Rewrite the listing lines from the one containing "- dim-stand-side-inches: 4" through the one containing "- page-content: Do", changing "monitor" to "display" and leaving everything else as it is.
— Begin INPUT ROWS —
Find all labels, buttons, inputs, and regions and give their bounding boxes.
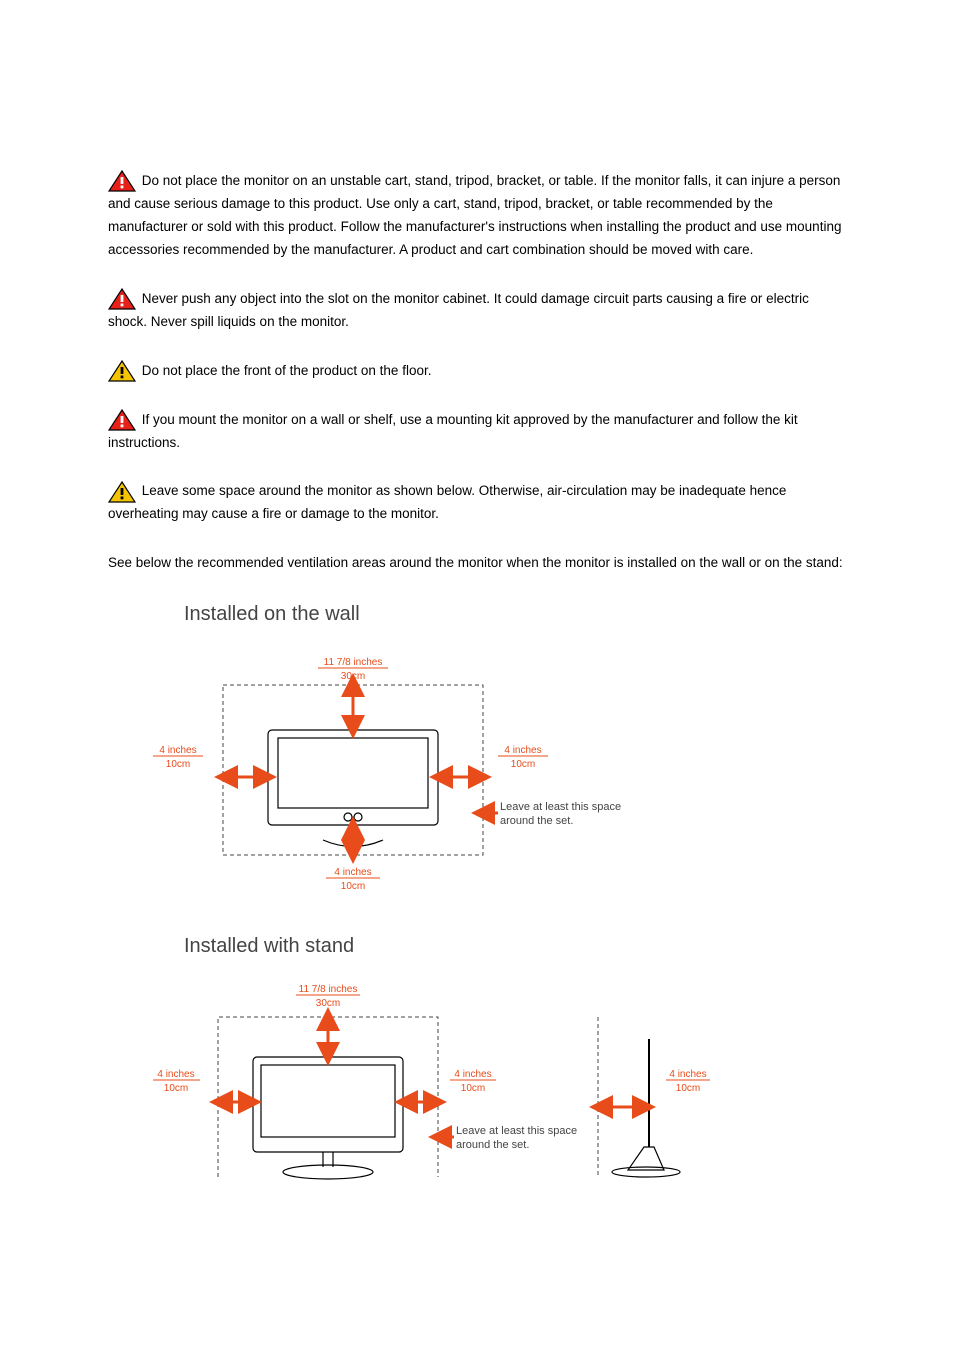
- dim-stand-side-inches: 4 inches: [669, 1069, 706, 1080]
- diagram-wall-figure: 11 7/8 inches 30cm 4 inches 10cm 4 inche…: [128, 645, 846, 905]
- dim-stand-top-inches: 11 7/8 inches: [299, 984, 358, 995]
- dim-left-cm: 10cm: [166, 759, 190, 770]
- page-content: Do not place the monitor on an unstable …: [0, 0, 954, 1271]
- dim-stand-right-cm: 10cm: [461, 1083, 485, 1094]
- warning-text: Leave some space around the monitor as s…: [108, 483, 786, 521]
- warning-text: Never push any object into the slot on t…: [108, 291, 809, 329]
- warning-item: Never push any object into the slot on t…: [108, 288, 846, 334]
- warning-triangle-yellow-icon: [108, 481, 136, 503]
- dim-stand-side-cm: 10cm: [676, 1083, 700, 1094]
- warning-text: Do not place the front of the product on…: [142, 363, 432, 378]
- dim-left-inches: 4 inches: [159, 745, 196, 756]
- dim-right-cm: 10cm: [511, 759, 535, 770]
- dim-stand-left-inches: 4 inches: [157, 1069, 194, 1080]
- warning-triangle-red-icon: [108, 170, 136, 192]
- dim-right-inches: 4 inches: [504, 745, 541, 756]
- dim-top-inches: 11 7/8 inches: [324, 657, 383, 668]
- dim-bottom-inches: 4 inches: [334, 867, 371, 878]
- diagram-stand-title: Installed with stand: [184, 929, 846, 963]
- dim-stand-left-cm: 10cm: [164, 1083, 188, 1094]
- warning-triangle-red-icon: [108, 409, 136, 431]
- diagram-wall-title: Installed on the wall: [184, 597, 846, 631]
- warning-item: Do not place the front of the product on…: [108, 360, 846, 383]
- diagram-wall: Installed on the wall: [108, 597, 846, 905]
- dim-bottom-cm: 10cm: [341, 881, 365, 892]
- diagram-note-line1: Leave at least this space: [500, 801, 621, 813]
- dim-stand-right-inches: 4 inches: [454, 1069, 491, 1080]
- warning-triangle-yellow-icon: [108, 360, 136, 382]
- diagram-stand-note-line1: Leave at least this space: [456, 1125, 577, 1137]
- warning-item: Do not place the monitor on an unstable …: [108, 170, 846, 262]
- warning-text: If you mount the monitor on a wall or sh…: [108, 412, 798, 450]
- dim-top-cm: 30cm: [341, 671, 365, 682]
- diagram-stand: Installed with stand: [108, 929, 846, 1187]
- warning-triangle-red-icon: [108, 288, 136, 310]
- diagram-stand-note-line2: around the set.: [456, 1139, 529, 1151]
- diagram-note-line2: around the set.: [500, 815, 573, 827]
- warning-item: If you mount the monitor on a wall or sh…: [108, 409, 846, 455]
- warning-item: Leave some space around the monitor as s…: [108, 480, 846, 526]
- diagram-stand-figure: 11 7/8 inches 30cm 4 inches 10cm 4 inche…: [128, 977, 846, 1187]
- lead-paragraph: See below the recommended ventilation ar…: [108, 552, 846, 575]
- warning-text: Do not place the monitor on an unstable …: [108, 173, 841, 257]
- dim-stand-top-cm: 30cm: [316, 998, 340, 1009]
— End INPUT ROWS —
:: SOLUTION TO THIS TASK ::
- dim-stand-side-inches: 4 inches: [669, 1069, 706, 1080]
- diagram-wall-figure: 11 7/8 inches 30cm 4 inches 10cm 4 inche…: [128, 645, 846, 905]
- dim-stand-top-inches: 11 7/8 inches: [299, 984, 358, 995]
- dim-left-cm: 10cm: [166, 759, 190, 770]
- page-content: Do not place the display on an unstable …: [0, 0, 954, 1271]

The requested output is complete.